** INPUT MATERIAL follows **

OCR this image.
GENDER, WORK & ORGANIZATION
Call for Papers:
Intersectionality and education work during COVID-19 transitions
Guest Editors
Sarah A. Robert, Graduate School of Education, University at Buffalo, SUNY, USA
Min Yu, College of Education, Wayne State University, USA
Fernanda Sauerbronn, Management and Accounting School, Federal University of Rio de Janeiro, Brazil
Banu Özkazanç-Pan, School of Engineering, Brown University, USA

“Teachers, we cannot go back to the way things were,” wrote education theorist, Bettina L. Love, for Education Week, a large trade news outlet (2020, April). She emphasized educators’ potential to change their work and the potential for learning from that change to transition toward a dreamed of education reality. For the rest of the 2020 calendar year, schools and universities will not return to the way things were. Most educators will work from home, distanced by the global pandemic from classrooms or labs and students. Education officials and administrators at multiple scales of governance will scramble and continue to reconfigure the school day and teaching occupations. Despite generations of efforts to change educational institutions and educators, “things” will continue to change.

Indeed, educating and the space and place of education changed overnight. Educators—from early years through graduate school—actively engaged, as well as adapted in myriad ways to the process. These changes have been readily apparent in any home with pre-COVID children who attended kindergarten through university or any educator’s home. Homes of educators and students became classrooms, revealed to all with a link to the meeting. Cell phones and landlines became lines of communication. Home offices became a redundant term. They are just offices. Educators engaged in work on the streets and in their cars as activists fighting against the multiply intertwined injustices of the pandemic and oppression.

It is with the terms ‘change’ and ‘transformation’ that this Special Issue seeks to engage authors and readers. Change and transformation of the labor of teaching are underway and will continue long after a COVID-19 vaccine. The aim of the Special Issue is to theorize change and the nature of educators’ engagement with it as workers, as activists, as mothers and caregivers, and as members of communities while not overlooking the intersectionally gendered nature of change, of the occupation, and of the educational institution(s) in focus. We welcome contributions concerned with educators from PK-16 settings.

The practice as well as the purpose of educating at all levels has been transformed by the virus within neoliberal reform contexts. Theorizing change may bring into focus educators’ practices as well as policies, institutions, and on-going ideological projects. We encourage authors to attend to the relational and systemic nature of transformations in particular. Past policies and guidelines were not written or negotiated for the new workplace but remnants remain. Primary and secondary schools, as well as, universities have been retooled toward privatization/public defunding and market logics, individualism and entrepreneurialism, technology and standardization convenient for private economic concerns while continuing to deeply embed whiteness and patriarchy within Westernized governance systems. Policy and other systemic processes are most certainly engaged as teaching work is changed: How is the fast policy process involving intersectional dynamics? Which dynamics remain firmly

** End of INPUT MATERIAL **

■ **TASK BRIEF**: For this task, please set down every entry exactly, with no line left out.

■ **REPLY**:
OCR this image.
GENDER, WORK & ORGANIZATION
Call for Papers:
Intersectionality and education work during COVID-19 transitions
Guest Editors
Sarah A. Robert, Graduate School of Education, University at Buffalo, SUNY, USA
Min Yu, College of Education, Wayne State University, USA
Fernanda Sauerbronn, Management and Accounting School, Federal University of Rio de Janeiro, Brazil
Banu Özkazanç-Pan, School of Engineering, Brown University, USA

“Teachers, we cannot go back to the way things were,” wrote education theorist, Bettina L. Love, for Education Week, a large trade news outlet (2020, April). She emphasized educators’ potential to change their work and the potential for learning from that change to transition toward a dreamed of education reality. For the rest of the 2020 calendar year, schools and universities will not return to the way things were. Most educators will work from home, distanced by the global pandemic from classrooms or labs and students. Education officials and administrators at multiple scales of governance will scramble and continue to reconfigure the school day and teaching occupations. Despite generations of efforts to change educational institutions and educators, “things” will continue to change.

Indeed, educating and the space and place of education changed overnight. Educators—from early years through graduate school—actively engaged, as well as adapted in myriad ways to the process. These changes have been readily apparent in any home with pre-COVID children who attended kindergarten through university or any educator’s home. Homes of educators and students became classrooms, revealed to all with a link to the meeting. Cell phones and landlines became lines of communication. Home offices became a redundant term. They are just offices. Educators engaged in work on the streets and in their cars as activists fighting against the multiply intertwined injustices of the pandemic and oppression.

It is with the terms ‘change’ and ‘transformation’ that this Special Issue seeks to engage authors and readers. Change and transformation of the labor of teaching are underway and will continue long after a COVID-19 vaccine. The aim of the Special Issue is to theorize change and the nature of educators’ engagement with it as workers, as activists, as mothers and caregivers, and as members of communities while not overlooking the intersectionally gendered nature of change, of the occupation, and of the educational institution(s) in focus. We welcome contributions concerned with educators from PK-16 settings.

The practice as well as the purpose of educating at all levels has been transformed by the virus within neoliberal reform contexts. Theorizing change may bring into focus educators’ practices as well as policies, institutions, and on-going ideological projects. We encourage authors to attend to the relational and systemic nature of transformations in particular. Past policies and guidelines were not written or negotiated for the new workplace but remnants remain. Primary and secondary schools, as well as, universities have been retooled toward privatization/public defunding and market logics, individualism and entrepreneurialism, technology and standardization convenient for private economic concerns while continuing to deeply embed whiteness and patriarchy within Westernized governance systems. Policy and other systemic processes are most certainly engaged as teaching work is changed: How is the fast policy process involving intersectional dynamics? Which dynamics remain firmly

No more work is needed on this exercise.